Identify each line below that contains the word "contact", and copy it out.

— begin Data lines —

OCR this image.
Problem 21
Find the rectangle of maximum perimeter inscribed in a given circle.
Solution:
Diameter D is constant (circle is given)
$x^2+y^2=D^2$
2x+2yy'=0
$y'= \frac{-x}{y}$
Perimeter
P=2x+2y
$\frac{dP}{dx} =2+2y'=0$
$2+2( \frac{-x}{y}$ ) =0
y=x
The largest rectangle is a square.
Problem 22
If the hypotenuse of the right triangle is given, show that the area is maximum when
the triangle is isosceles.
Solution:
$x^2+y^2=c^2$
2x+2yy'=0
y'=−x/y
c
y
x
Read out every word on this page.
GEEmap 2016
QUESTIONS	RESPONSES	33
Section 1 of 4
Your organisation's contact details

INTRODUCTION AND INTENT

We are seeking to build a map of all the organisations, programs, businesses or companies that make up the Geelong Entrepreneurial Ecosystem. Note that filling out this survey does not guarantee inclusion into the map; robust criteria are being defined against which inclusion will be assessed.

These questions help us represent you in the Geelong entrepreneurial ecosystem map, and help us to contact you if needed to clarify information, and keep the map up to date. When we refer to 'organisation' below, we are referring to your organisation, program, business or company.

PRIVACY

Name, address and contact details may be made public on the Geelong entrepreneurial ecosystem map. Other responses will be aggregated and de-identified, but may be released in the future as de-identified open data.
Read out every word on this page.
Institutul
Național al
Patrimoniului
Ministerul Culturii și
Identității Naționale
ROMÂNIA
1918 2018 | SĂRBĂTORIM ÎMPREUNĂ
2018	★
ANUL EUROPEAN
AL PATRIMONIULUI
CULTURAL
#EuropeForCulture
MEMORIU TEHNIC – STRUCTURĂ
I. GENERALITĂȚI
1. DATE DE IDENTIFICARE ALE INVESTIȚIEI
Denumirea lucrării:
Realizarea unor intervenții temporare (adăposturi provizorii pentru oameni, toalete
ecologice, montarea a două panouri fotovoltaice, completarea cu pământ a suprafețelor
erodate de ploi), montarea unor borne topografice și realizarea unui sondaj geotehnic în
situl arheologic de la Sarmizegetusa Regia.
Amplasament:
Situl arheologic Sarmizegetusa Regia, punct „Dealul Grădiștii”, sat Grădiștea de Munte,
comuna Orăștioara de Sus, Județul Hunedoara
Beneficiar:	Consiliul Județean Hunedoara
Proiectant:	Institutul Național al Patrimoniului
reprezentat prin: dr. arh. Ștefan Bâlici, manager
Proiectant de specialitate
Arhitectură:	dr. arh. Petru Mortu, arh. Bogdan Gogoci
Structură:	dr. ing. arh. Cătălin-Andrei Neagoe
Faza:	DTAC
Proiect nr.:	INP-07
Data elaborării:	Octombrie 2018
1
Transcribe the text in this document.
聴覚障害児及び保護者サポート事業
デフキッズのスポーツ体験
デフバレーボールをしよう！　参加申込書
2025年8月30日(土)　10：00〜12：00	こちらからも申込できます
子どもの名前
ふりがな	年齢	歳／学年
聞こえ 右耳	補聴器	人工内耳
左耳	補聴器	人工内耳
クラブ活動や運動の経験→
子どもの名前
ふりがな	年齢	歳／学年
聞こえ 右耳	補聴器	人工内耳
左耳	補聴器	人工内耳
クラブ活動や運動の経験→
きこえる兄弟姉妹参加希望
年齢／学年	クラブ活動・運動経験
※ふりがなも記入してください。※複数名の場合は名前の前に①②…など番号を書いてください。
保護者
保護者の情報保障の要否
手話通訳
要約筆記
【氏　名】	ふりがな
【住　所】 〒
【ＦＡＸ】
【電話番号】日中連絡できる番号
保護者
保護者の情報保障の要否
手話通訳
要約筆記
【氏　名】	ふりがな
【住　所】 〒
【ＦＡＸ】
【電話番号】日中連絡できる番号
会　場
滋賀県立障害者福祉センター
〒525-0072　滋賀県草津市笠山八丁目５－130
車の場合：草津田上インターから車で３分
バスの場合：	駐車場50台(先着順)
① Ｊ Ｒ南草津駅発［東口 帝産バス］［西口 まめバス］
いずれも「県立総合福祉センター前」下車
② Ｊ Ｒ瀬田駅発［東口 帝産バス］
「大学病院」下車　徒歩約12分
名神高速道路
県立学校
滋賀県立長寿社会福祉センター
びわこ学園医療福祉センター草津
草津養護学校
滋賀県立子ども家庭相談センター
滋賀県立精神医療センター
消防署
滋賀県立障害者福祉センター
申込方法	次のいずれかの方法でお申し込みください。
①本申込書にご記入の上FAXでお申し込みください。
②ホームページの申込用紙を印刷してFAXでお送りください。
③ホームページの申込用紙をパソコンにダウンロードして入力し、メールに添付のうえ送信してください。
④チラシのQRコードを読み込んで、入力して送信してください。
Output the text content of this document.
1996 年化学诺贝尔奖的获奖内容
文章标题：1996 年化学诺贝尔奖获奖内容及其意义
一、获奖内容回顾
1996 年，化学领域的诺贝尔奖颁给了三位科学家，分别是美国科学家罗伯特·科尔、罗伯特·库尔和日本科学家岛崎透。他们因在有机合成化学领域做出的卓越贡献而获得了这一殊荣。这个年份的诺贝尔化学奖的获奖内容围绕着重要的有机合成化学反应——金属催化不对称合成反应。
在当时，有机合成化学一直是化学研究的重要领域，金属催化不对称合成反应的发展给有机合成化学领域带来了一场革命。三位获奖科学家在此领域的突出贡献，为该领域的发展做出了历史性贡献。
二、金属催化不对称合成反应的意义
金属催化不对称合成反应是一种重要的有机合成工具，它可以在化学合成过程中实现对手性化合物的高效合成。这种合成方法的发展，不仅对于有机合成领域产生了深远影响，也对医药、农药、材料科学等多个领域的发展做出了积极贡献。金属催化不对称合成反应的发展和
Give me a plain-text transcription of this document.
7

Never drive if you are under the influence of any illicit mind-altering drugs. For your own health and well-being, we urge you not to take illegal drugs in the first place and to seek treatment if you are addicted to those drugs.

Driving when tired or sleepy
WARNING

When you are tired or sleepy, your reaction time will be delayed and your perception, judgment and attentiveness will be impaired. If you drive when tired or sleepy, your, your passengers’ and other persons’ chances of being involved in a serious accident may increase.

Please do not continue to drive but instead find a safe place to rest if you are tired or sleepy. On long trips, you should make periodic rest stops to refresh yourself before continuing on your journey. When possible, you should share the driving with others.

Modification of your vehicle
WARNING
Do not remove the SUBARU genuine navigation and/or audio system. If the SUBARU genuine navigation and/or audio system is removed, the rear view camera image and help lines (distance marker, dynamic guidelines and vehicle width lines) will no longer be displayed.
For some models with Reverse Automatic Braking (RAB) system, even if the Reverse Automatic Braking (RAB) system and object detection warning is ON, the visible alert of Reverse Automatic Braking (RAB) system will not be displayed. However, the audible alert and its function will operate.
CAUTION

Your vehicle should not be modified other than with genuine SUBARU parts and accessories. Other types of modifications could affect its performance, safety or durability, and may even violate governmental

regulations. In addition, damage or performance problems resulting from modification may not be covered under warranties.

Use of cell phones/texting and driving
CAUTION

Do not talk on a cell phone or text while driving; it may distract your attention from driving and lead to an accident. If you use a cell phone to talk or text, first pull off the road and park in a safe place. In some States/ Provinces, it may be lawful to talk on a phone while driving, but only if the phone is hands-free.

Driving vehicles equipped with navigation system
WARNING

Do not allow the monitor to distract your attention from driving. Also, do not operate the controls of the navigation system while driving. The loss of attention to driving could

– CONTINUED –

— end Data lines —

#### The answer:
Your organisation's contact details
These questions help us represent you in the Geelong entrepreneurial ecosystem map, and help us to contact you if needed to clarify information, and keep the map up to date. When we refer to 'organisation' below, we are referring to your organisation, program, business or company.
Name, address and contact details may be made public on the Geelong entrepreneurial ecosystem map. Other responses will be aggregated and de-identified, but may be released in the future as de-identified open data.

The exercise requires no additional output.